----- Exercise inputs -----

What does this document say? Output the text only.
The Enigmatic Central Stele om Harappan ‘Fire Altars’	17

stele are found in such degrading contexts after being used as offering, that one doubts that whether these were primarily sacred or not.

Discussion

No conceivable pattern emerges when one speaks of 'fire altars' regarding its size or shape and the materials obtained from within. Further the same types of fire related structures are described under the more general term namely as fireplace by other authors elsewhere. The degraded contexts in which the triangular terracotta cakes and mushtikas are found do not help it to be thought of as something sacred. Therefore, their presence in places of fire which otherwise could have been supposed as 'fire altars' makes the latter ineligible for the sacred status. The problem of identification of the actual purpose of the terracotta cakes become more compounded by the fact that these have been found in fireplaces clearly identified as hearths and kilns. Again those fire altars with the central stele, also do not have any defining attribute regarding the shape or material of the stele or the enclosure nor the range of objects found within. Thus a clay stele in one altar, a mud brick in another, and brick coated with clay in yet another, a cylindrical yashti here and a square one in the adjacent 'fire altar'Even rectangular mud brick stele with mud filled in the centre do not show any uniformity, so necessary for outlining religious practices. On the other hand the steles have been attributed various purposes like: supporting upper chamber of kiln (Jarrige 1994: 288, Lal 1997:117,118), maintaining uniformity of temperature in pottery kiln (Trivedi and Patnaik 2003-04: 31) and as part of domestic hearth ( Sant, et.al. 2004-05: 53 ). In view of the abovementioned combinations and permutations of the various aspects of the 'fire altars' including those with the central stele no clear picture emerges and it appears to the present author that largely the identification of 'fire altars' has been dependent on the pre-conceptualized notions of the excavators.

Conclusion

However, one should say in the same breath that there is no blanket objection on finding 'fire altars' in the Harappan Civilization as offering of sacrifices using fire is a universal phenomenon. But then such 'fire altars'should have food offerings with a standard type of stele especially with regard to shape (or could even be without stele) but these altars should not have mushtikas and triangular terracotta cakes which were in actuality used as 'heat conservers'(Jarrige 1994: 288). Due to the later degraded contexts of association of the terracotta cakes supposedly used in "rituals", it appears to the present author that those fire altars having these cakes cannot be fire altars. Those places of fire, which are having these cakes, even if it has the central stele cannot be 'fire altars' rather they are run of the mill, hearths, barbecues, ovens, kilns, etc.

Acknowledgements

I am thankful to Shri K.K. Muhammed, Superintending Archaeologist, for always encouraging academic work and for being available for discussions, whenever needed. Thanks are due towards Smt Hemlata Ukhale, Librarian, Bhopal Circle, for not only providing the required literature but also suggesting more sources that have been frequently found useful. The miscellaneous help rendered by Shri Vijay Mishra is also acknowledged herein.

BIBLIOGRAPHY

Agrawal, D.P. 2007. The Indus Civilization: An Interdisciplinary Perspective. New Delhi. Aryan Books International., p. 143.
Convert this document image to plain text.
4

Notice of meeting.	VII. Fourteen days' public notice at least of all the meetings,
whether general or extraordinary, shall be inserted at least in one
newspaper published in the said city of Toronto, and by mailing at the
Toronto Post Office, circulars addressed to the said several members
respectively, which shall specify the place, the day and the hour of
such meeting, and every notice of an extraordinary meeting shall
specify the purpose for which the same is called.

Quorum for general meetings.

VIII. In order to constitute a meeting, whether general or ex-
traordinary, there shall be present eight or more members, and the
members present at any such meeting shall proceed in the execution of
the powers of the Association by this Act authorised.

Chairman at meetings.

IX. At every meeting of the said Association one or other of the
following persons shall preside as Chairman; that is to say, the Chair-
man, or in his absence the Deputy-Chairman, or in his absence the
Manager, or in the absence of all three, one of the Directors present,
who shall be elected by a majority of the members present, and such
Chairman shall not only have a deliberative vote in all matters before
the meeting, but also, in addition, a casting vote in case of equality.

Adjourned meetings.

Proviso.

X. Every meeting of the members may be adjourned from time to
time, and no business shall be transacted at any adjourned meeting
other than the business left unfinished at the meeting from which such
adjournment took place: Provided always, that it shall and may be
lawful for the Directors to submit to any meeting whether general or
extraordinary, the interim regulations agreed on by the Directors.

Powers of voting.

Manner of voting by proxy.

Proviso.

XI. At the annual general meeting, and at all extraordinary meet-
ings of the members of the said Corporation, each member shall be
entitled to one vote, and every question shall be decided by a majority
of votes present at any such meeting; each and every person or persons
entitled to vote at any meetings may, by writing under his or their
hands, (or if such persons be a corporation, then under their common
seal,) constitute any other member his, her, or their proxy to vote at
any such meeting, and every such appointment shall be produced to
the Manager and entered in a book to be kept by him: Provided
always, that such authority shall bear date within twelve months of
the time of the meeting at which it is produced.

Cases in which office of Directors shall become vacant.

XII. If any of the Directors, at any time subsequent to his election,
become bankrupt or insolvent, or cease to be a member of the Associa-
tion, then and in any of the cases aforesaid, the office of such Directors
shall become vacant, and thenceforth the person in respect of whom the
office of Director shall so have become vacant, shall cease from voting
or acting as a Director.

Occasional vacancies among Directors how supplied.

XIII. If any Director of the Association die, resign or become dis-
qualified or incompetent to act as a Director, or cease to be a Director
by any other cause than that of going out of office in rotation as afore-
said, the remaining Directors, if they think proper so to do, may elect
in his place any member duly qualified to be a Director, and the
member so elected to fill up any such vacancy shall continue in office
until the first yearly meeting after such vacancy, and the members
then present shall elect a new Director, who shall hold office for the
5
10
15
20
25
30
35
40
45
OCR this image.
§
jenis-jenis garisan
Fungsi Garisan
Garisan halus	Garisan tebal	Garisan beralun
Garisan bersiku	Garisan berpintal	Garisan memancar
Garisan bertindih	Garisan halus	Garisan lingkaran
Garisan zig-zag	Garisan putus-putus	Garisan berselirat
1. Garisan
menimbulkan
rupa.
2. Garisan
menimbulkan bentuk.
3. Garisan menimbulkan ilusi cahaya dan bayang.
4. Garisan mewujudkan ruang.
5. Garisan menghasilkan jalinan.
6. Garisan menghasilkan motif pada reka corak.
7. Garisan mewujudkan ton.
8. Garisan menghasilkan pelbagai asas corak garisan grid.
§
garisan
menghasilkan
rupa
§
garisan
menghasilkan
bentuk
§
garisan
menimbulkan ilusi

-----

▶ [Given exercise] Copy out each line of the records where the string "entitled" appears.

▶ [Response to the exercise]
entitled to one vote, and every question shall be decided by a majority
entitled to vote at any meetings may, by writing under his or their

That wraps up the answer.